_WORK INSTRUCTIONS:_ Transcribe the entries that follow, word for word.

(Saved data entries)

►

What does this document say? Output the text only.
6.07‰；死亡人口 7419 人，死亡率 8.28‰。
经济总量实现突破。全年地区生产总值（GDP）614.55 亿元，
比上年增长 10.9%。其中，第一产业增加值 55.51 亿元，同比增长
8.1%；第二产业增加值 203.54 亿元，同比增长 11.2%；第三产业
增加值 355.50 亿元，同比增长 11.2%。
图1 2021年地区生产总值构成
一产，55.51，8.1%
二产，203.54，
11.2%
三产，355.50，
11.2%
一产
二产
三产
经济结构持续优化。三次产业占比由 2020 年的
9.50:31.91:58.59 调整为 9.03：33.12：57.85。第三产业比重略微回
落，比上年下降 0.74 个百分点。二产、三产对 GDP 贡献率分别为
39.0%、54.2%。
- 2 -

◄

_PROBLEM SOLUTION:_
What does this document say? Output the text only.
6.07‰；死亡人口 7419 人，死亡率 8.28‰。
经济总量实现突破。全年地区生产总值（GDP）614.55 亿元，
比上年增长 10.9%。其中，第一产业增加值 55.51 亿元，同比增长
8.1%；第二产业增加值 203.54 亿元，同比增长 11.2%；第三产业
增加值 355.50 亿元，同比增长 11.2%。
图1 2021年地区生产总值构成
一产，55.51，8.1%
二产，203.54，
11.2%
三产，355.50，
11.2%
一产
二产
三产
经济结构持续优化。三次产业占比由 2020 年的
9.50:31.91:58.59 调整为 9.03：33.12：57.85。第三产业比重略微回
落，比上年下降 0.74 个百分点。二产、三产对 GDP 贡献率分别为
39.0%、54.2%。
- 2 -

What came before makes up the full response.